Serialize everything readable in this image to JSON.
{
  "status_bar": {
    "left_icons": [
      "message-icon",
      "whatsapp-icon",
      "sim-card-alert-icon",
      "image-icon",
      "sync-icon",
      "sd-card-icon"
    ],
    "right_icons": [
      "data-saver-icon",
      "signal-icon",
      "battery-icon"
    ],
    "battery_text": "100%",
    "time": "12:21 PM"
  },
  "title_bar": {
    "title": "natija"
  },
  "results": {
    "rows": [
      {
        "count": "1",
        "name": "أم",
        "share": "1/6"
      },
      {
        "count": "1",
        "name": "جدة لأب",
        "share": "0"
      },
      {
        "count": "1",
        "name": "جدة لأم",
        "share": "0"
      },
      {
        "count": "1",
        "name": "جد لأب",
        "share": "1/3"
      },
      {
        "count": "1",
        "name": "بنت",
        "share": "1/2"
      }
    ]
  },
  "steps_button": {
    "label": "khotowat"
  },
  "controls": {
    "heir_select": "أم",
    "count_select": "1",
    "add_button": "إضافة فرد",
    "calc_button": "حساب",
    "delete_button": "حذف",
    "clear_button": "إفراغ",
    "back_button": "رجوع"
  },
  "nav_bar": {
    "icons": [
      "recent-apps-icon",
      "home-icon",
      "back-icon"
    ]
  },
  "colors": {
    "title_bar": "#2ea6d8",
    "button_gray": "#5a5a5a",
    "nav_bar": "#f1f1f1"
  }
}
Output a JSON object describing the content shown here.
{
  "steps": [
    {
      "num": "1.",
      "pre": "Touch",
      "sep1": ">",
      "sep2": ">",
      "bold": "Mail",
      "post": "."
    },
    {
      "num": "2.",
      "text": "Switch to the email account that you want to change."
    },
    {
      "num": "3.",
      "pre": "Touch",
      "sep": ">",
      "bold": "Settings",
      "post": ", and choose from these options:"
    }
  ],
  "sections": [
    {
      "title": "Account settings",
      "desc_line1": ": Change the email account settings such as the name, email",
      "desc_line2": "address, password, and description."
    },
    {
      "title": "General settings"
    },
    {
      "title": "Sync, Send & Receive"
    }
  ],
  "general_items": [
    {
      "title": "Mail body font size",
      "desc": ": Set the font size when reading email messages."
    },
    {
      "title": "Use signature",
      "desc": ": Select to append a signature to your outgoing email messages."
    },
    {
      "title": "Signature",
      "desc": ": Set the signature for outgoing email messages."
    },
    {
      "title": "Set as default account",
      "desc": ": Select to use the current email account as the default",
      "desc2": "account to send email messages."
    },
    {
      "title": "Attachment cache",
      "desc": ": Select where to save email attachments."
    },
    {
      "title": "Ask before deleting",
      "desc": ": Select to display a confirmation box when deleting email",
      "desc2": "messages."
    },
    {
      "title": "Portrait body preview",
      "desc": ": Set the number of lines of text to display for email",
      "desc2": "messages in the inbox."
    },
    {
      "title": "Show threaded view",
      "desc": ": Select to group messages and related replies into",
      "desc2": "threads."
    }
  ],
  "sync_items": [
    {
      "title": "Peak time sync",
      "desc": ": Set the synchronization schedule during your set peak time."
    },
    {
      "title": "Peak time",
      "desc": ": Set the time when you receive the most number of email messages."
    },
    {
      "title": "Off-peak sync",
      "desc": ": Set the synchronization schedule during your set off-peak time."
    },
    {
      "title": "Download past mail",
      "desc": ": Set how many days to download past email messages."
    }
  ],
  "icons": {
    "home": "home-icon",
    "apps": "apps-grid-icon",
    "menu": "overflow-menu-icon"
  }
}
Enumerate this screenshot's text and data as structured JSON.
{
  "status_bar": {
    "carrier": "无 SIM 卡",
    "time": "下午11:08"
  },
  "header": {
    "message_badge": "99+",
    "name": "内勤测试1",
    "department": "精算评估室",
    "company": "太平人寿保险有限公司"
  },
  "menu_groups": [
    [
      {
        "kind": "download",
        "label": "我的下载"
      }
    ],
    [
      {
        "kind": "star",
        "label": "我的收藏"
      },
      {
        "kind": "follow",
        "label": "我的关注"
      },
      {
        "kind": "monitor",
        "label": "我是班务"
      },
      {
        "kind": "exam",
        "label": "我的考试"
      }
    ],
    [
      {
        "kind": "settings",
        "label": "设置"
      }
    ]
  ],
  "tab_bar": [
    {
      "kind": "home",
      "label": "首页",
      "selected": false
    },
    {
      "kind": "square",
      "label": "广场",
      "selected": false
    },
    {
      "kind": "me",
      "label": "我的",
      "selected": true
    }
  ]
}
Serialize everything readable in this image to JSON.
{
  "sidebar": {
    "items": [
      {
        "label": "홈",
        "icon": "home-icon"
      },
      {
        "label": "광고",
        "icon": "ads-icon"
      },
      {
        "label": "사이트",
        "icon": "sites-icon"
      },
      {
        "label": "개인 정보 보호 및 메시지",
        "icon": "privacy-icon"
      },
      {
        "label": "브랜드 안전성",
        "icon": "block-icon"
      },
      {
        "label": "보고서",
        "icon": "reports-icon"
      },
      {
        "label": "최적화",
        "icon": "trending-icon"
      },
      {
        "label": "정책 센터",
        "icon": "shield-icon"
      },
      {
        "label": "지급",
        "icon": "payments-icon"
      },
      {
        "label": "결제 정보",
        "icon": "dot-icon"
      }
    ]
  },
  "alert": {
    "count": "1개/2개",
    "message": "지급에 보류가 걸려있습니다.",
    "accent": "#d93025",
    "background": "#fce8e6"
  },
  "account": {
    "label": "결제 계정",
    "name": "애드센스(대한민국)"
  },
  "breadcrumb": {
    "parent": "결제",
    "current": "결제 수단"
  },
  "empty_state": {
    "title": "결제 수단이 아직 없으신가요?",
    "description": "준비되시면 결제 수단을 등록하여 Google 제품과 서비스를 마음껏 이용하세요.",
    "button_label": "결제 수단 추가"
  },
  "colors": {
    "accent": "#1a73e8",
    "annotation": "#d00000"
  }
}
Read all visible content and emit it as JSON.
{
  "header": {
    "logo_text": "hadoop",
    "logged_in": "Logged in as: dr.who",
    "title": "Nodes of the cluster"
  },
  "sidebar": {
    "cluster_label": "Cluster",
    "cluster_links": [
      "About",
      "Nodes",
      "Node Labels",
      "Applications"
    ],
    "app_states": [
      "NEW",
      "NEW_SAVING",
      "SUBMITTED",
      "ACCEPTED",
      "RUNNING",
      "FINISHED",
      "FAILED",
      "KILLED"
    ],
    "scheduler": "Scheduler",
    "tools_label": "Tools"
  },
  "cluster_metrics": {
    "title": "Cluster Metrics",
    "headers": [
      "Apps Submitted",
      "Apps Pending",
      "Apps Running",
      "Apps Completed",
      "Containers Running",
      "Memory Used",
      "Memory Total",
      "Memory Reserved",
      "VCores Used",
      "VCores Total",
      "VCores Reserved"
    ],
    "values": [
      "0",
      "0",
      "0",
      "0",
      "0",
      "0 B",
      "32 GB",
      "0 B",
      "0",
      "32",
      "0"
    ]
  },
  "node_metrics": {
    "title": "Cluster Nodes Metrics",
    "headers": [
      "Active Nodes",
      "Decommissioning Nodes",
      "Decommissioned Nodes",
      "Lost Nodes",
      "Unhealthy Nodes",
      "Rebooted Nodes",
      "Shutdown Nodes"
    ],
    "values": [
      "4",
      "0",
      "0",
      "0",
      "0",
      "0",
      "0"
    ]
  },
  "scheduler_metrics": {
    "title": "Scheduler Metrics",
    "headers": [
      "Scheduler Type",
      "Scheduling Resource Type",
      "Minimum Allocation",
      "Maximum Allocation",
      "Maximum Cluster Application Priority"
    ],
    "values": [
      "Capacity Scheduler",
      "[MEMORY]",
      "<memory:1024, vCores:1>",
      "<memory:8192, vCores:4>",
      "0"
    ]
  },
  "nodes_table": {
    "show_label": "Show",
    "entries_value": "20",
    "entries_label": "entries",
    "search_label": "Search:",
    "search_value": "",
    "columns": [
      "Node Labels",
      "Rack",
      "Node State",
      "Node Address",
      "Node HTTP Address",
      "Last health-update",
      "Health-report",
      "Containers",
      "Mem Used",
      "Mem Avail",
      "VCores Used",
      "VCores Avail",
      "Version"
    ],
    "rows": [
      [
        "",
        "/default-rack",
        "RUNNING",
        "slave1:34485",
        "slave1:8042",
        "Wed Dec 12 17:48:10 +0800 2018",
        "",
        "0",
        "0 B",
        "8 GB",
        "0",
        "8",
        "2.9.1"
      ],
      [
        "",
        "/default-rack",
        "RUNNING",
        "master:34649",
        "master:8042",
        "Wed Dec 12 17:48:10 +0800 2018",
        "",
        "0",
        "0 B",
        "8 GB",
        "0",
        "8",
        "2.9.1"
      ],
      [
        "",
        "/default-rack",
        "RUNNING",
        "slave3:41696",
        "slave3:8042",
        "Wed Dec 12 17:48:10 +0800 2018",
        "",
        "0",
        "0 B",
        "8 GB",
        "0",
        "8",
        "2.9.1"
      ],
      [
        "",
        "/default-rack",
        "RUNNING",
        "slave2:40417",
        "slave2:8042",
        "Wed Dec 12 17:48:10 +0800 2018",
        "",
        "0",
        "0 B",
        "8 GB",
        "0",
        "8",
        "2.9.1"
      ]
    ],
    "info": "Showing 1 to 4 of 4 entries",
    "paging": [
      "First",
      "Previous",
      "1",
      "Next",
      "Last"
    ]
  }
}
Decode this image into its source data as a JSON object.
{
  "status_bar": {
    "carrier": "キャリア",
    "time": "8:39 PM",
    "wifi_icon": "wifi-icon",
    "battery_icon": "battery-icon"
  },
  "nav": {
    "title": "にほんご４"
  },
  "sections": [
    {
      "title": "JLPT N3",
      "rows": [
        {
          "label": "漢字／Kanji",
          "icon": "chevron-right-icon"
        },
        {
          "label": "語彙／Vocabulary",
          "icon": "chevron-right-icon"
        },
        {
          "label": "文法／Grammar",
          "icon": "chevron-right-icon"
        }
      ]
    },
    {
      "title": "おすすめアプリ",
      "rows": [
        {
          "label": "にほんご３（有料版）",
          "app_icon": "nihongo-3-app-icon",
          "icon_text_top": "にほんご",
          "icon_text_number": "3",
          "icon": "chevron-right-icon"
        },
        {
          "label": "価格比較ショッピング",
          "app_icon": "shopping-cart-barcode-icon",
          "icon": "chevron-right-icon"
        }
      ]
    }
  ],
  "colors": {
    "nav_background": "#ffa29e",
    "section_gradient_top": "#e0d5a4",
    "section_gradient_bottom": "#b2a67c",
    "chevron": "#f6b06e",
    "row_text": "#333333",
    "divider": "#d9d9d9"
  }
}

▸ AIM OF THE TASK:
Say how many lines include the word "object"; reply with the number alone.

▸ FINISHED TASK:
2